Entries taken from a collection:

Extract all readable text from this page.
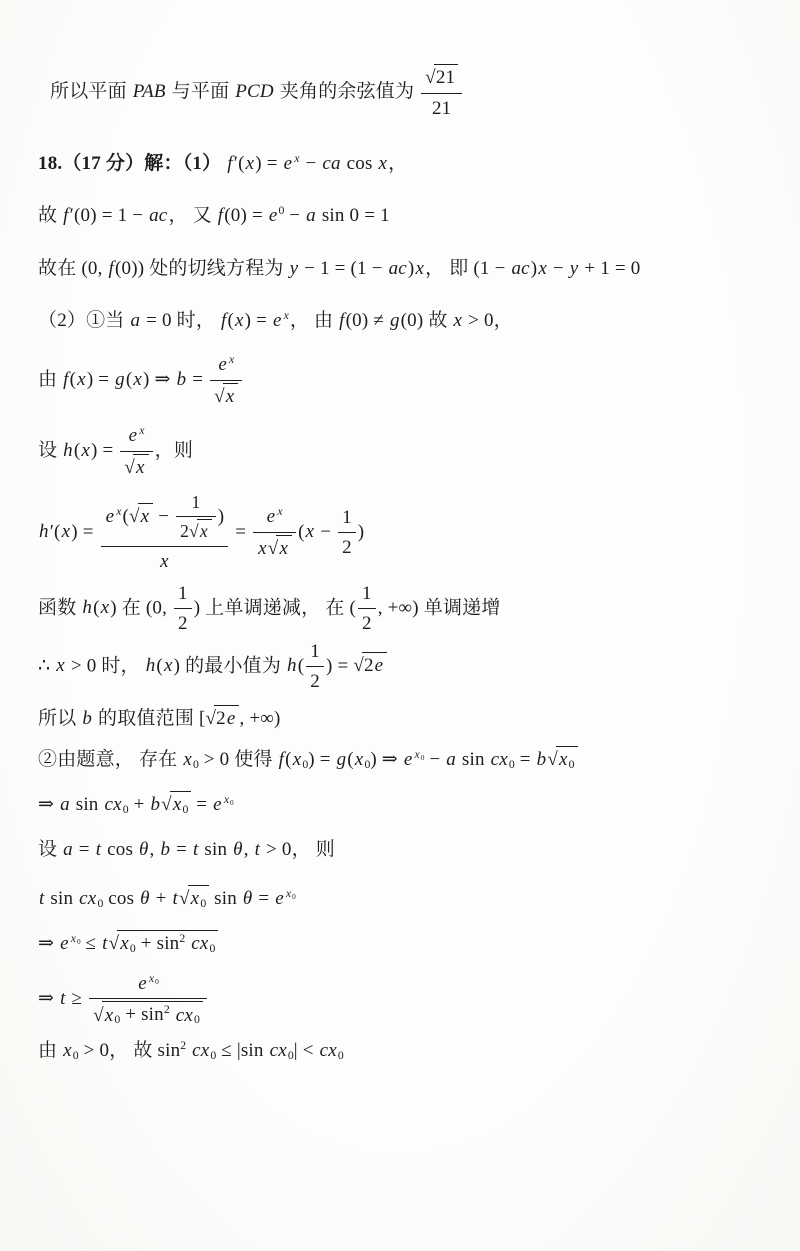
所以平面 PAB 与平面 PCD 夹角的余弦值为 $\frac{√21}{21}$
18.（17 分）解：（1） f′(x) = e $^x$ − ca cos x，
故 f′(0) = 1 − ac， 又 $f(0) = e^0 - a$ sin 0 = 1
故在 (0, f(0)) 处的切线方程为 y − 1 = (1 − ac)x， 即 (1 − ac)x − y + 1 = 0
（2）①当 a = 0 时， f(x) = e $^x$， 由 f(0) ≠ g(0) 故 x > 0，
由 f(x) = g(x) ⇒ $b = \frac{e ^x}{√x}$
设 $h(x) = \frac{e ^x}{√x}$ ，则
$h'(x) = \frac{e ^x(√x - \frac{1}{2√x} )}{x} = \frac{e ^x}{x√x} (x - \frac{1}{2}$ )
函数 h(x) 在 (0, $\frac{1}{2}$ ) 上单调递减， 在 ( $\frac{1}{2}$ , +∞) 单调递增
∴ x > 0 时， h(x) 的最小值为 $h( \frac{1}{2}$ ) = √2e
所以 b 的取值范围 [√2e , +∞)
②由题意， 存在 $x_0 > 0$ 使得 $f(x_0) = g(x_0)$ ⇒ e $^{x_0}$ − a $\sin cx_0 = b√x_0$
⇒ a $\sin cx_0 + b√x_0 = e$ $^{x_0}$
设 a = t cos θ, b = t sin θ, t > 0， 则
t $\sin cx_0$ $\cos \theta + t√x_0$ sin θ = e $^{x_0}$
⇒ e $^{x_0} \le t√x_0 + \sin^2 cx_0$
⇒ $t \ge \frac{e ^{x_0}}{√x_0 + \sin^2 cx_0}$
由 $x_0 > 0$， 故 $\sin^2 cx_0 \le |\sin$ $cx_0| < cx_0$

- _Directions for this task_:
Every record above must be given again exactly; drop the pictures.

- _Result of this task_:
Extract all readable text from this page.
所以平面 PAB 与平面 PCD 夹角的余弦值为 $\frac{√21}{21}$
18.（17 分）解：（1） f′(x) = e $^x$ − ca cos x，
故 f′(0) = 1 − ac， 又 $f(0) = e^0 - a$ sin 0 = 1
故在 (0, f(0)) 处的切线方程为 y − 1 = (1 − ac)x， 即 (1 − ac)x − y + 1 = 0
（2）①当 a = 0 时， f(x) = e $^x$， 由 f(0) ≠ g(0) 故 x > 0，
由 f(x) = g(x) ⇒ $b = \frac{e ^x}{√x}$
设 $h(x) = \frac{e ^x}{√x}$ ，则
$h'(x) = \frac{e ^x(√x - \frac{1}{2√x} )}{x} = \frac{e ^x}{x√x} (x - \frac{1}{2}$ )
函数 h(x) 在 (0, $\frac{1}{2}$ ) 上单调递减， 在 ( $\frac{1}{2}$ , +∞) 单调递增
∴ x > 0 时， h(x) 的最小值为 $h( \frac{1}{2}$ ) = √2e
所以 b 的取值范围 [√2e , +∞)
②由题意， 存在 $x_0 > 0$ 使得 $f(x_0) = g(x_0)$ ⇒ e $^{x_0}$ − a $\sin cx_0 = b√x_0$
⇒ a $\sin cx_0 + b√x_0 = e$ $^{x_0}$
设 a = t cos θ, b = t sin θ, t > 0， 则
t $\sin cx_0$ $\cos \theta + t√x_0$ sin θ = e $^{x_0}$
⇒ e $^{x_0} \le t√x_0 + \sin^2 cx_0$
⇒ $t \ge \frac{e ^{x_0}}{√x_0 + \sin^2 cx_0}$
由 $x_0 > 0$， 故 $\sin^2 cx_0 \le |\sin$ $cx_0| < cx_0$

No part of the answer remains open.